Collected data

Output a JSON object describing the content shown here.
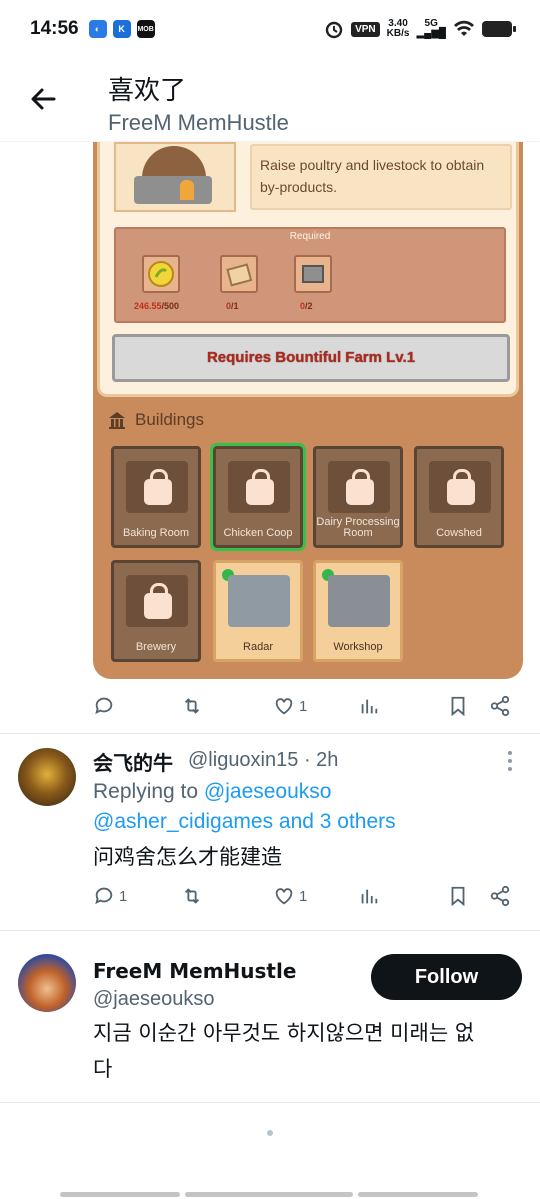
{
  "status_bar": {
    "time": "14:56",
    "vpn": "VPN",
    "speed_value": "3.40",
    "speed_unit": "KB/s",
    "network": "5G",
    "apps": [
      "K",
      "MOB"
    ]
  },
  "header": {
    "title": "喜欢了",
    "subtitle": "FreeM MemHustle"
  },
  "game_card": {
    "description": "Raise poultry and livestock to obtain by-products.",
    "required_label": "Required",
    "requirements": [
      {
        "icon": "coin-icon",
        "have": "246.55",
        "need": "/500"
      },
      {
        "icon": "wood-block-icon",
        "have": "0",
        "need": "/1"
      },
      {
        "icon": "stone-block-icon",
        "have": "0",
        "need": "/2"
      }
    ],
    "requirement_button": "Requires Bountiful Farm Lv.1",
    "buildings_label": "Buildings",
    "buildings": [
      {
        "name": "Baking Room",
        "state": "locked"
      },
      {
        "name": "Chicken Coop",
        "state": "locked-selected"
      },
      {
        "name": "Dairy Processing Room",
        "state": "locked"
      },
      {
        "name": "Cowshed",
        "state": "locked"
      },
      {
        "name": "Brewery",
        "state": "locked"
      },
      {
        "name": "Radar",
        "state": "unlocked"
      },
      {
        "name": "Workshop",
        "state": "unlocked"
      }
    ]
  },
  "tweet1_actions": {
    "reply_count": "",
    "retweet_count": "",
    "like_count": "1"
  },
  "reply_tweet": {
    "name": "会飞的牛",
    "handle": "@liguoxin15",
    "time": "· 2h",
    "replying_prefix": "Replying to",
    "replying_to_1": "@jaeseoukso",
    "replying_to_2": "@asher_cidigames and 3 others",
    "text": "问鸡舍怎么才能建造",
    "reply_count": "1",
    "like_count": "1"
  },
  "author_tweet": {
    "name": "FreeM MemHustle",
    "handle": "@jaeseoukso",
    "follow_label": "Follow",
    "text_line1": "지금 이순간 아무것도 하지않으면  미래는 없",
    "text_line2": "다"
  },
  "colors": {
    "link": "#1d9bf0",
    "secondary_text": "#536471",
    "game_bg": "#c98a5c"
  }
}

→ Stated problem:
Make a word-for-word copy of the entries, without any pictures.

→ Written response:
Output a JSON object describing the content shown here.
{
  "status_bar": {
    "time": "14:56",
    "vpn": "VPN",
    "speed_value": "3.40",
    "speed_unit": "KB/s",
    "network": "5G",
    "apps": [
      "K",
      "MOB"
    ]
  },
  "header": {
    "title": "喜欢了",
    "subtitle": "FreeM MemHustle"
  },
  "game_card": {
    "description": "Raise poultry and livestock to obtain by-products.",
    "required_label": "Required",
    "requirements": [
      {
        "icon": "coin-icon",
        "have": "246.55",
        "need": "/500"
      },
      {
        "icon": "wood-block-icon",
        "have": "0",
        "need": "/1"
      },
      {
        "icon": "stone-block-icon",
        "have": "0",
        "need": "/2"
      }
    ],
    "requirement_button": "Requires Bountiful Farm Lv.1",
    "buildings_label": "Buildings",
    "buildings": [
      {
        "name": "Baking Room",
        "state": "locked"
      },
      {
        "name": "Chicken Coop",
        "state": "locked-selected"
      },
      {
        "name": "Dairy Processing Room",
        "state": "locked"
      },
      {
        "name": "Cowshed",
        "state": "locked"
      },
      {
        "name": "Brewery",
        "state": "locked"
      },
      {
        "name": "Radar",
        "state": "unlocked"
      },
      {
        "name": "Workshop",
        "state": "unlocked"
      }
    ]
  },
  "tweet1_actions": {
    "reply_count": "",
    "retweet_count": "",
    "like_count": "1"
  },
  "reply_tweet": {
    "name": "会飞的牛",
    "handle": "@liguoxin15",
    "time": "· 2h",
    "replying_prefix": "Replying to",
    "replying_to_1": "@jaeseoukso",
    "replying_to_2": "@asher_cidigames and 3 others",
    "text": "问鸡舍怎么才能建造",
    "reply_count": "1",
    "like_count": "1"
  },
  "author_tweet": {
    "name": "FreeM MemHustle",
    "handle": "@jaeseoukso",
    "follow_label": "Follow",
    "text_line1": "지금 이순간 아무것도 하지않으면  미래는 없",
    "text_line2": "다"
  },
  "colors": {
    "link": "#1d9bf0",
    "secondary_text": "#536471",
    "game_bg": "#c98a5c"
  }
}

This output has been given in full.